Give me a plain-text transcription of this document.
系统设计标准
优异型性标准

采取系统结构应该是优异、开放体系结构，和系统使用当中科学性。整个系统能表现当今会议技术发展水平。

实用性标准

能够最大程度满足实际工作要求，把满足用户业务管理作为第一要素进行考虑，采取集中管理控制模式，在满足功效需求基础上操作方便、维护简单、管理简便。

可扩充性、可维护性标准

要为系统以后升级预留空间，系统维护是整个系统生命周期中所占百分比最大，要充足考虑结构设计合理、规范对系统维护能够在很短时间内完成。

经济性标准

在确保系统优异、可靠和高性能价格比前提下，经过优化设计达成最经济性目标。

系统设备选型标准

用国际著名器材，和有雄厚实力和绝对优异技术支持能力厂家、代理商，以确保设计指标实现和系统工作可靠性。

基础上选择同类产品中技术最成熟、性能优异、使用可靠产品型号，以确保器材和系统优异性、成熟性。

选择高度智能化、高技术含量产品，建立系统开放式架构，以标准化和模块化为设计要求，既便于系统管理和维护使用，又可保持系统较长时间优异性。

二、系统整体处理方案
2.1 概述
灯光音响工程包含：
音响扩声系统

===============

▶ [Task goal]
Extract all of the data shown above without alteration.

▶ [Correct result]
Give me a plain-text transcription of this document.
系统设计标准
优异型性标准

采取系统结构应该是优异、开放体系结构，和系统使用当中科学性。整个系统能表现当今会议技术发展水平。

实用性标准

能够最大程度满足实际工作要求，把满足用户业务管理作为第一要素进行考虑，采取集中管理控制模式，在满足功效需求基础上操作方便、维护简单、管理简便。

可扩充性、可维护性标准

要为系统以后升级预留空间，系统维护是整个系统生命周期中所占百分比最大，要充足考虑结构设计合理、规范对系统维护能够在很短时间内完成。

经济性标准

在确保系统优异、可靠和高性能价格比前提下，经过优化设计达成最经济性目标。

系统设备选型标准

用国际著名器材，和有雄厚实力和绝对优异技术支持能力厂家、代理商，以确保设计指标实现和系统工作可靠性。

基础上选择同类产品中技术最成熟、性能优异、使用可靠产品型号，以确保器材和系统优异性、成熟性。

选择高度智能化、高技术含量产品，建立系统开放式架构，以标准化和模块化为设计要求，既便于系统管理和维护使用，又可保持系统较长时间优异性。

二、系统整体处理方案
2.1 概述
灯光音响工程包含：
音响扩声系统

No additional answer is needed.